Where a line holds "panel", copy it.

START Records for this task

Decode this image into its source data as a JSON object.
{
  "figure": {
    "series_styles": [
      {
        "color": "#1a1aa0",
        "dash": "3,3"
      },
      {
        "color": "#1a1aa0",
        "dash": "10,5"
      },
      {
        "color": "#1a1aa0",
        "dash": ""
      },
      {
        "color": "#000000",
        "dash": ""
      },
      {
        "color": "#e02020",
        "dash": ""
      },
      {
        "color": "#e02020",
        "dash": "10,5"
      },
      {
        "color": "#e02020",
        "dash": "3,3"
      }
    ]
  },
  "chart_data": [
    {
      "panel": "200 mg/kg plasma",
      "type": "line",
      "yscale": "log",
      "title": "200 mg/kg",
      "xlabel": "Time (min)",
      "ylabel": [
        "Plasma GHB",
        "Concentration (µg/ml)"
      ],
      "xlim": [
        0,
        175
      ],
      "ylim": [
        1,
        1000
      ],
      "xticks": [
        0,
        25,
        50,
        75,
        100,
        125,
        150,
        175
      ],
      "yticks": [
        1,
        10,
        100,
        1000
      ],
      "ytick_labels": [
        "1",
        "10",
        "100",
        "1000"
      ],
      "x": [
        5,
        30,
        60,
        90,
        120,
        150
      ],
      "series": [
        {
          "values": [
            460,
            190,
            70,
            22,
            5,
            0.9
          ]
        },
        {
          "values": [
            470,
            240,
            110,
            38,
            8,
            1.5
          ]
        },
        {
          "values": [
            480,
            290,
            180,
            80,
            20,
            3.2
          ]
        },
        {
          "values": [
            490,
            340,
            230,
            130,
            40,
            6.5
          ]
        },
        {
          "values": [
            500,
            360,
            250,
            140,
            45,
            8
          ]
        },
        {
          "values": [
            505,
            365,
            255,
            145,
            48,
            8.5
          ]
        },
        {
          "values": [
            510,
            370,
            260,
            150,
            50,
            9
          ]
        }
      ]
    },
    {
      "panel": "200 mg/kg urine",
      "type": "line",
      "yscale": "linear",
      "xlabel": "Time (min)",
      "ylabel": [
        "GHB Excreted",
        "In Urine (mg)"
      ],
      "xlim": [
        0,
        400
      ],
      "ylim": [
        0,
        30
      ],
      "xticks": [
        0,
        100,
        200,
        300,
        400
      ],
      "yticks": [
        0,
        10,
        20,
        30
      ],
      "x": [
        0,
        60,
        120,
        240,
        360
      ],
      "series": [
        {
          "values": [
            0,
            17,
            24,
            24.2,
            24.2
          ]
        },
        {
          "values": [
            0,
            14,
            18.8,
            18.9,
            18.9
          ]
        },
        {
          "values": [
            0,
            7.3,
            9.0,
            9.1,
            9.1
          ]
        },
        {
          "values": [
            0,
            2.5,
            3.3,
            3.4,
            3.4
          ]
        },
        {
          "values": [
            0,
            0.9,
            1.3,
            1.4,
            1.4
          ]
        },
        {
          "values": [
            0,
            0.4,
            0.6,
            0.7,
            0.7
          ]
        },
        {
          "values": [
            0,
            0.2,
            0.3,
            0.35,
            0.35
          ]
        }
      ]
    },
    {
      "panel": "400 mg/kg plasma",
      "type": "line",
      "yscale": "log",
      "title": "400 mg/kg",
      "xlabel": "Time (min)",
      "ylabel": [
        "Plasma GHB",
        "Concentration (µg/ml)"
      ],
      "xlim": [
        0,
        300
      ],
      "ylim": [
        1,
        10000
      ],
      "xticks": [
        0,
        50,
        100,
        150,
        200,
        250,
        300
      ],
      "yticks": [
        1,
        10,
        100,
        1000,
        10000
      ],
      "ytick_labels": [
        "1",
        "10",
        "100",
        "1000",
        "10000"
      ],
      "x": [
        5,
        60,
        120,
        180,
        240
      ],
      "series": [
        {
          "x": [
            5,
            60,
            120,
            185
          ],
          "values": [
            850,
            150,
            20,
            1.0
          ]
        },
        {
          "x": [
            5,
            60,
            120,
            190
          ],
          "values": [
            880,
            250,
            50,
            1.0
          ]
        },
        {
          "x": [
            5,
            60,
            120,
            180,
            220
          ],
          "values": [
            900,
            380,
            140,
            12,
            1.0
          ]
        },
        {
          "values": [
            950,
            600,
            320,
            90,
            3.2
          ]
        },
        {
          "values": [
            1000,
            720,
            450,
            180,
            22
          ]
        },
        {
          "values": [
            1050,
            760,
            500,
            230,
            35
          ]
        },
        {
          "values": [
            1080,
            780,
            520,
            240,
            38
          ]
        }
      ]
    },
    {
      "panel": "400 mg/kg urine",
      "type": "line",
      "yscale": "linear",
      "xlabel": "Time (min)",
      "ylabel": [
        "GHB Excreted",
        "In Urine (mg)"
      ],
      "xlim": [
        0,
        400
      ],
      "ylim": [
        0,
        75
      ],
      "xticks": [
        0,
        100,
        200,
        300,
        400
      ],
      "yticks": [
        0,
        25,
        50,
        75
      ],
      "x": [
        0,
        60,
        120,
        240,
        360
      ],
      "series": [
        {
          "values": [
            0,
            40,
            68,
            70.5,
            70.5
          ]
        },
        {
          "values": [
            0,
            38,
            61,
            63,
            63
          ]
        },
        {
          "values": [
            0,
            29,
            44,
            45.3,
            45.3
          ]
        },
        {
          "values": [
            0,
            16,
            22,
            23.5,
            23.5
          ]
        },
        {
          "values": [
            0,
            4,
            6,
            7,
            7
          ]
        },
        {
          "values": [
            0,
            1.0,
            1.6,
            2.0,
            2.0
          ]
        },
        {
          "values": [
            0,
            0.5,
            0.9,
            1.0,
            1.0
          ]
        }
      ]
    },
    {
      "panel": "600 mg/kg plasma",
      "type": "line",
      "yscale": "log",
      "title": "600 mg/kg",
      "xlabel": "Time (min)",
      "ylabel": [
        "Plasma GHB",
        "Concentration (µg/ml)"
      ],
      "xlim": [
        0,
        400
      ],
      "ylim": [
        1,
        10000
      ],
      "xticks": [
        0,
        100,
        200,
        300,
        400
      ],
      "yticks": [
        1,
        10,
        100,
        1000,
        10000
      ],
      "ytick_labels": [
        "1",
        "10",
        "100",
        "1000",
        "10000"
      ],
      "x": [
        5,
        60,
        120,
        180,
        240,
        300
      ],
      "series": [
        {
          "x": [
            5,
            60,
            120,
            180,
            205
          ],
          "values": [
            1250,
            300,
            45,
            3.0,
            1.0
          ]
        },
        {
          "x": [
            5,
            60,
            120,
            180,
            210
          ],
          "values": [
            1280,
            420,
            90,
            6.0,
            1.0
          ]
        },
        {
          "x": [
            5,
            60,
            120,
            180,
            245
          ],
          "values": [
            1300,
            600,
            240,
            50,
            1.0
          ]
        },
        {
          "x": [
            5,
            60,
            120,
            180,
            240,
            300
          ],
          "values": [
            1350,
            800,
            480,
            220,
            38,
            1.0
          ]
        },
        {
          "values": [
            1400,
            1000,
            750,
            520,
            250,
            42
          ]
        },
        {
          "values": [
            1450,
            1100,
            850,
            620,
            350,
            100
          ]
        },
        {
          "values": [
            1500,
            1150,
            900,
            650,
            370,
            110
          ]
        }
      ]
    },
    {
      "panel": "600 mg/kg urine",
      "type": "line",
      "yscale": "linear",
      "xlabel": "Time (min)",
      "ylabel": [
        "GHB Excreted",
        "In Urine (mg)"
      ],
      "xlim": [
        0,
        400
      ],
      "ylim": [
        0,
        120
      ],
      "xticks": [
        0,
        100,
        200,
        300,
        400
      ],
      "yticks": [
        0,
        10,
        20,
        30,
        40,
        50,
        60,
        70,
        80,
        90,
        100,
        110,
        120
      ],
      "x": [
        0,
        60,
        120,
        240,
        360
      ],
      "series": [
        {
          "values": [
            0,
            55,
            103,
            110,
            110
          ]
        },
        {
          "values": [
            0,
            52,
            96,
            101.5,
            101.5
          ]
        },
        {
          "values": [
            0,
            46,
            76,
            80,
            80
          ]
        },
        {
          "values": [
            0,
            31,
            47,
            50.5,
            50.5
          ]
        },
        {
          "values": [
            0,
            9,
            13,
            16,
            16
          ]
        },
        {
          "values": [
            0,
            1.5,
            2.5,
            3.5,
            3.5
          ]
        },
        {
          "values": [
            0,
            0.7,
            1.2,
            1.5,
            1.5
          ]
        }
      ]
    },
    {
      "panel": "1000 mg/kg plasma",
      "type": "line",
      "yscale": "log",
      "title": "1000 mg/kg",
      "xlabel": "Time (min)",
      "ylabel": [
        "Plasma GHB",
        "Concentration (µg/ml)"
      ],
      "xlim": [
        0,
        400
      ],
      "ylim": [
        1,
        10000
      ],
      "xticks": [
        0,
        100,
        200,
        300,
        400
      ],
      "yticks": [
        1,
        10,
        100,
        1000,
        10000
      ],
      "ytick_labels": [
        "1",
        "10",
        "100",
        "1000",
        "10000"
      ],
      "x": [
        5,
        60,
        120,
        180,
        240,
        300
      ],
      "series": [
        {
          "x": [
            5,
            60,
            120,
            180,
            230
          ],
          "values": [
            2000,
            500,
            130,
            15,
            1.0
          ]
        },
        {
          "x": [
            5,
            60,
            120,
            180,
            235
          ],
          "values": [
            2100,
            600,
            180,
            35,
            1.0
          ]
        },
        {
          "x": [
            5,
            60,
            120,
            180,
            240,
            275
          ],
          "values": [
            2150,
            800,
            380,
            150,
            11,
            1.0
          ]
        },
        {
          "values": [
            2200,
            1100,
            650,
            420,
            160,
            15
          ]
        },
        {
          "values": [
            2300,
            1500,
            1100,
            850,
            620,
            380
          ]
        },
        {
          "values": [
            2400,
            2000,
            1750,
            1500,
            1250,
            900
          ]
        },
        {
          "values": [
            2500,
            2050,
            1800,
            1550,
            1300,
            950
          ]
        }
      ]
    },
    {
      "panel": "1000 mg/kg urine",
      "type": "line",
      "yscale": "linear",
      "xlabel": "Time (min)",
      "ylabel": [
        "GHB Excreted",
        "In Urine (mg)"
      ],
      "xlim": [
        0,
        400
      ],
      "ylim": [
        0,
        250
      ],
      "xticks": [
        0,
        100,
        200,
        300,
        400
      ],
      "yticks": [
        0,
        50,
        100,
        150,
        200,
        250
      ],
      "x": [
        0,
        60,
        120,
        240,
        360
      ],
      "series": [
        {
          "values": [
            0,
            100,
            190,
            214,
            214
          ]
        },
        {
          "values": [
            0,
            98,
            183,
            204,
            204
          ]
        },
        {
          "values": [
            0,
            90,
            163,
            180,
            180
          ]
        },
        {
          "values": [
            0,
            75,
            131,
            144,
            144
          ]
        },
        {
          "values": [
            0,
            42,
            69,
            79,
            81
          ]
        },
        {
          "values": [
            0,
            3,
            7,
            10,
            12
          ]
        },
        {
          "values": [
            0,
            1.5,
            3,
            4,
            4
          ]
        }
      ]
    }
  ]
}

END Records for this task

**Full output**
      "panel": "200 mg/kg plasma",
      "panel": "200 mg/kg urine",
      "panel": "400 mg/kg plasma",
      "panel": "400 mg/kg urine",
      "panel": "600 mg/kg plasma",
      "panel": "600 mg/kg urine",
      "panel": "1000 mg/kg plasma",
      "panel": "1000 mg/kg urine",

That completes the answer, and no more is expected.